● Material for this task
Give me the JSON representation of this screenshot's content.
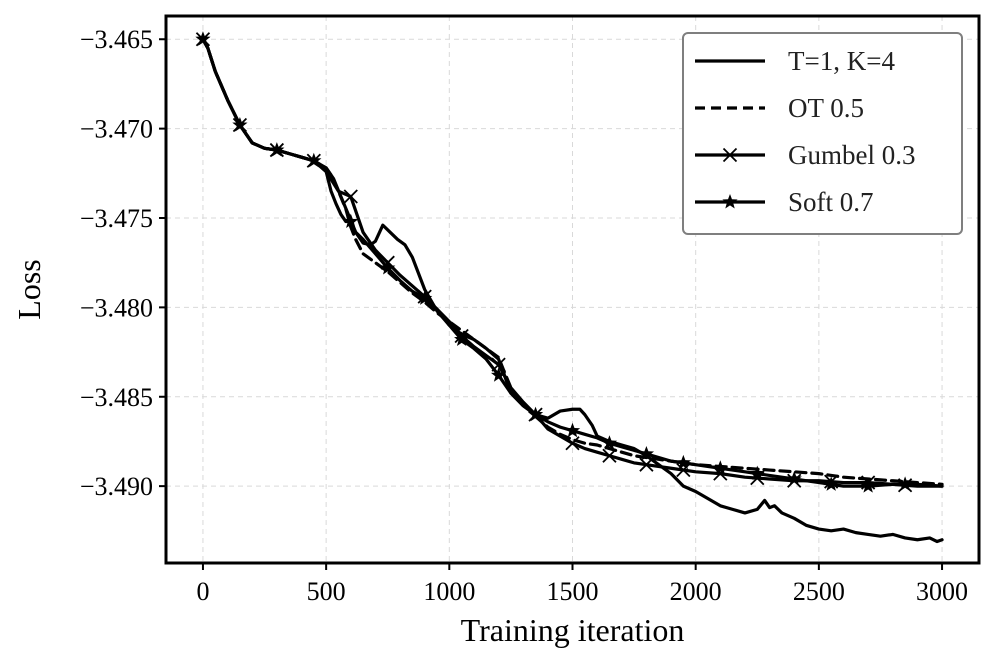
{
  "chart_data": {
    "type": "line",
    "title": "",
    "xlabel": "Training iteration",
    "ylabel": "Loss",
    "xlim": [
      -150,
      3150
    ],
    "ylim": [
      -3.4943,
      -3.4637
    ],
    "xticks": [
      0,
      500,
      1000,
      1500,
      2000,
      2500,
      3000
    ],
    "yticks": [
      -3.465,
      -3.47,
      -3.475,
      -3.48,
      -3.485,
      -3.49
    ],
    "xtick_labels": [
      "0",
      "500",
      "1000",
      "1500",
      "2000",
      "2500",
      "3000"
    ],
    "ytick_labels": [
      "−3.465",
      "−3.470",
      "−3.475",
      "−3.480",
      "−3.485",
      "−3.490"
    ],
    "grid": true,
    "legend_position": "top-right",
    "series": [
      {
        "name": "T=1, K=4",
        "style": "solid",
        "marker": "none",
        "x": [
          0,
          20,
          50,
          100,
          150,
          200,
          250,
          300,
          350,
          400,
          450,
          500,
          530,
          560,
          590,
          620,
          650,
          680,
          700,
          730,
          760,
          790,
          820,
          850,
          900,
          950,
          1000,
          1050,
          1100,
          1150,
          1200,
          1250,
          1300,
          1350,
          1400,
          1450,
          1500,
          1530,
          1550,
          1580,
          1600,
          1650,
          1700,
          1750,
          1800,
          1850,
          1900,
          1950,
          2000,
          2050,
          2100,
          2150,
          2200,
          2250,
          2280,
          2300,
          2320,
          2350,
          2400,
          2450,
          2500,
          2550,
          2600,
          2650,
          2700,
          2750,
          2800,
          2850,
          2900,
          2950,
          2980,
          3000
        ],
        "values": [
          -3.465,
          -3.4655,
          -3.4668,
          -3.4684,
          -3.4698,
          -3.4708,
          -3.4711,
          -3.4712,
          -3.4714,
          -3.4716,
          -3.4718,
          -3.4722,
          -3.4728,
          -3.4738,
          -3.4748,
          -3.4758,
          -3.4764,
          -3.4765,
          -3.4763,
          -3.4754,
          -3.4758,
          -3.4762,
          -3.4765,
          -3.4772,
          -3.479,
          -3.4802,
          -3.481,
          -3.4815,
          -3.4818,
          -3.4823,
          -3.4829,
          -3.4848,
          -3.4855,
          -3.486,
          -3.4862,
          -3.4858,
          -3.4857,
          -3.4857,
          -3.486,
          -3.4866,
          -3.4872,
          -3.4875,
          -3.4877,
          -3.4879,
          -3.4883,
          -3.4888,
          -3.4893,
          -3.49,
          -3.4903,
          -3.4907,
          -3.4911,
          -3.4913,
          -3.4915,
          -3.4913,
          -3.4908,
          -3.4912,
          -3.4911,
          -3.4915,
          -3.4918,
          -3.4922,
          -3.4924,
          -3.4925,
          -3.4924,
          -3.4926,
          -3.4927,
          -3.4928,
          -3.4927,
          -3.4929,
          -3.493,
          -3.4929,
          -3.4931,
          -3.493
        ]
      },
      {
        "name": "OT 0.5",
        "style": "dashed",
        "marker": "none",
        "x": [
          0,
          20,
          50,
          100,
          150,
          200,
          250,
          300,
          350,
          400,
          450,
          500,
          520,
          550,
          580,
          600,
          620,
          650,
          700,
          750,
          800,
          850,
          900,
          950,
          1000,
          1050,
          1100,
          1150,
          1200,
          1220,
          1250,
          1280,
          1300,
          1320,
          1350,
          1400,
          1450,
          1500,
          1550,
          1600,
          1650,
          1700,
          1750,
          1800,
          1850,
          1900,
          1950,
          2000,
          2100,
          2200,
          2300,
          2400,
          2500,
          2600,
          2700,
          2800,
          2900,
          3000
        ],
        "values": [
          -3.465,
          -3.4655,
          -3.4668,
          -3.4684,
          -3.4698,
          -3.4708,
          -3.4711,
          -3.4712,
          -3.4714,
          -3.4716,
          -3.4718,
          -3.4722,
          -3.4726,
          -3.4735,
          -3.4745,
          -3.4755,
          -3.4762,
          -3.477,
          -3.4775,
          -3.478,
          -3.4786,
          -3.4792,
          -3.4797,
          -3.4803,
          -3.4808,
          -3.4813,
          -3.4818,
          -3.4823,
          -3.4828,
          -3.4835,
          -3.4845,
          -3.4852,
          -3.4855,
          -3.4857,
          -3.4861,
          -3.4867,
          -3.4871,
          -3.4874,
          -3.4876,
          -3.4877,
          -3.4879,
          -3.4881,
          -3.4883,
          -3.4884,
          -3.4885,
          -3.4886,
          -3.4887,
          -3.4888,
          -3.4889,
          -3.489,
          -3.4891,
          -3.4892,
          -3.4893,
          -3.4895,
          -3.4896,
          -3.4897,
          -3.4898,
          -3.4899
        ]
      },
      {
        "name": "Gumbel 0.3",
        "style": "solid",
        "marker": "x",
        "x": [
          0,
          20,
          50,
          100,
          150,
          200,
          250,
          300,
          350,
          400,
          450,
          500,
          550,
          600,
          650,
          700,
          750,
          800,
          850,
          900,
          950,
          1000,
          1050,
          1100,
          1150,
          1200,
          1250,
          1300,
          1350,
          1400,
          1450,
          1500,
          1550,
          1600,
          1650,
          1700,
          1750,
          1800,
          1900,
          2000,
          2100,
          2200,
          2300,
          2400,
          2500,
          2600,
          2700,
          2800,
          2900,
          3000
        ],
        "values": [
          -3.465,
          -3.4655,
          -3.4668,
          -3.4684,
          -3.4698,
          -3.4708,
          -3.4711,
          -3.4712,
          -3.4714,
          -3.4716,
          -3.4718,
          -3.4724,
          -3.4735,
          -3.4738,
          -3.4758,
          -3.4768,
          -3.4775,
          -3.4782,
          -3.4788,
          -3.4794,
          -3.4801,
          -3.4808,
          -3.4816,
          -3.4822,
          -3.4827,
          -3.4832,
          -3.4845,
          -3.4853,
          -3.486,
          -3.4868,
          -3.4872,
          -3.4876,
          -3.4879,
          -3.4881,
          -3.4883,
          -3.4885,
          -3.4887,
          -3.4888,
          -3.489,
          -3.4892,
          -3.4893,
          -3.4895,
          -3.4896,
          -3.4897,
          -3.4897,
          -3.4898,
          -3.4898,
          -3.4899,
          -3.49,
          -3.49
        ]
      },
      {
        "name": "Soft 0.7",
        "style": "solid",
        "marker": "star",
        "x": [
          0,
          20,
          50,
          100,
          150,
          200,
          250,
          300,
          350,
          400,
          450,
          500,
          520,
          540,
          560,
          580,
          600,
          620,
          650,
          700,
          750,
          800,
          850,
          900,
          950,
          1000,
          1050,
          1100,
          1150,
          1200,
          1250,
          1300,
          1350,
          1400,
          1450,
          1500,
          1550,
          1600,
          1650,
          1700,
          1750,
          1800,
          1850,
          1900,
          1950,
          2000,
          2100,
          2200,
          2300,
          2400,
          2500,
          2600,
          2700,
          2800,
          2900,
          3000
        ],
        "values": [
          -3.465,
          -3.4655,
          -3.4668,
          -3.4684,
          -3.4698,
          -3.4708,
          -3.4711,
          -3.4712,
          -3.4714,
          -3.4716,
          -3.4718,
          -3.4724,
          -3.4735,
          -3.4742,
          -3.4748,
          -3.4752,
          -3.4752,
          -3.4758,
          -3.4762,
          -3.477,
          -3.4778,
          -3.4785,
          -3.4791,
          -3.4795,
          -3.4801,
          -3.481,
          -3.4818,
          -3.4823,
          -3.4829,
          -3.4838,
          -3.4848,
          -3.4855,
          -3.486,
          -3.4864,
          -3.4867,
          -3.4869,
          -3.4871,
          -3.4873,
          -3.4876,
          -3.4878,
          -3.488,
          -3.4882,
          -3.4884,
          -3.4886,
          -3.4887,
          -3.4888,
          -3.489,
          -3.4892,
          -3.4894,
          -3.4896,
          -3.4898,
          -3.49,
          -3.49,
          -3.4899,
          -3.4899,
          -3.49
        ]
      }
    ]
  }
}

● The task
Gather every line containing the word "name" and copy it.

● Solution below
        "name": "T=1, K=4",
        "name": "OT 0.5",
        "name": "Gumbel 0.3",
        "name": "Soft 0.7",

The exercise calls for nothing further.